— ACTION ITEM —
Pick out each line of the records that includes the string "Receptor", and copy it.

----- DATA FOR REVIEW

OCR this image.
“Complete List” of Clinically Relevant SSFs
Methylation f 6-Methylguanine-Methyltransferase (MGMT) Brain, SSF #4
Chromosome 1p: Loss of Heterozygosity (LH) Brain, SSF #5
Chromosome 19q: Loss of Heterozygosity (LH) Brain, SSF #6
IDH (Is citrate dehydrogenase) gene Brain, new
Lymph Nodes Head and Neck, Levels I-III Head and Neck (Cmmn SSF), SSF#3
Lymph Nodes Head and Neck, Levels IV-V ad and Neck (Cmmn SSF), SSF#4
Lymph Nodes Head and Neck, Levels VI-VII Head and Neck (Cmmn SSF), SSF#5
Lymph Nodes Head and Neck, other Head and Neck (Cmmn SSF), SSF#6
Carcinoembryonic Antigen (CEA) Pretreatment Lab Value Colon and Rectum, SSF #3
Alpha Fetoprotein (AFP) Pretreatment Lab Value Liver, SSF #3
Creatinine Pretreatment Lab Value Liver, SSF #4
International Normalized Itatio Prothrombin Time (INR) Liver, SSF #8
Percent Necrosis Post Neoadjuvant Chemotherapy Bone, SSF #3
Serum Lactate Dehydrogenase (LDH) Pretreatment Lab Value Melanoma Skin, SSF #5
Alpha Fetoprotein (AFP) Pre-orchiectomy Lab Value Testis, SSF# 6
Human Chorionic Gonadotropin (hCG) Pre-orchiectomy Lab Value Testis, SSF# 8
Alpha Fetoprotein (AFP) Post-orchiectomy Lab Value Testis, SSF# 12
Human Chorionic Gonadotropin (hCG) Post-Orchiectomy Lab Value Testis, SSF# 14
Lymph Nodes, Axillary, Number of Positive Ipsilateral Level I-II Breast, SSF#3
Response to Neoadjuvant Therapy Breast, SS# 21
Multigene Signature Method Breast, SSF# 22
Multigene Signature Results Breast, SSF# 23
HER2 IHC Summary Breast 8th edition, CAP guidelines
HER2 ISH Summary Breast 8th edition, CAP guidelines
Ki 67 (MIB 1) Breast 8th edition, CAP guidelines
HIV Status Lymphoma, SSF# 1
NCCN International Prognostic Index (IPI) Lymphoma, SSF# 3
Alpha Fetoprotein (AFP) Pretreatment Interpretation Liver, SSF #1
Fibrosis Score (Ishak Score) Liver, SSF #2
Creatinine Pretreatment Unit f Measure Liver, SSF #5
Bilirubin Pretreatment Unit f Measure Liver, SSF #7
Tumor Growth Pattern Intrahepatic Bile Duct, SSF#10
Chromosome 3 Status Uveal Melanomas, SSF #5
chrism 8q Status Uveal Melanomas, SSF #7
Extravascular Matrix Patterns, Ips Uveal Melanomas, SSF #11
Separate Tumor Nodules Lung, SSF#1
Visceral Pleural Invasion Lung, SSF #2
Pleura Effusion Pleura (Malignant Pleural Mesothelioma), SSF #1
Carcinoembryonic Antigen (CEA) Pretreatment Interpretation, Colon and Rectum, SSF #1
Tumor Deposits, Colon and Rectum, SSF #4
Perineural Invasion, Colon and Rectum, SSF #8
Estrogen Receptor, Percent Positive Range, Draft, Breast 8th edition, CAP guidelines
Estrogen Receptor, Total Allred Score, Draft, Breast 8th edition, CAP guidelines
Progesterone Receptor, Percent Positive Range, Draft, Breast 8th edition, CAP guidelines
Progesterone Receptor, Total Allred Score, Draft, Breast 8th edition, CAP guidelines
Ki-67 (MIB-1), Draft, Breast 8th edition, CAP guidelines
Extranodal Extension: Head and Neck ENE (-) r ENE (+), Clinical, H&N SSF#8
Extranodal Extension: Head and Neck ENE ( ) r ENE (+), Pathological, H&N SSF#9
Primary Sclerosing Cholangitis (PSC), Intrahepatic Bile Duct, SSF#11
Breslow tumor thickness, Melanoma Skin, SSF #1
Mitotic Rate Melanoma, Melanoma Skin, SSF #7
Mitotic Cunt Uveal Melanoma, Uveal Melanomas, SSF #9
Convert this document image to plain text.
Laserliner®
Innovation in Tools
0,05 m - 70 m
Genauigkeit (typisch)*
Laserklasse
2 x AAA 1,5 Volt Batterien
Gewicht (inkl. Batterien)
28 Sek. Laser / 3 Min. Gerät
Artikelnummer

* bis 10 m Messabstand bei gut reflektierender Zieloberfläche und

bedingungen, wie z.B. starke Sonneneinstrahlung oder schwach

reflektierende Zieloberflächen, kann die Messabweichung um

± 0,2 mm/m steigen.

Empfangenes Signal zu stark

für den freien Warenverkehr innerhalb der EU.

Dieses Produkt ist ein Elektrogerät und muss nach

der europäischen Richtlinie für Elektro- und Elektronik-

----------

— SOLUTION TO THE EXERCISE —
Estrogen Receptor, Percent Positive Range, Draft, Breast 8th edition, CAP guidelines
Estrogen Receptor, Total Allred Score, Draft, Breast 8th edition, CAP guidelines
Progesterone Receptor, Percent Positive Range, Draft, Breast 8th edition, CAP guidelines
Progesterone Receptor, Total Allred Score, Draft, Breast 8th edition, CAP guidelines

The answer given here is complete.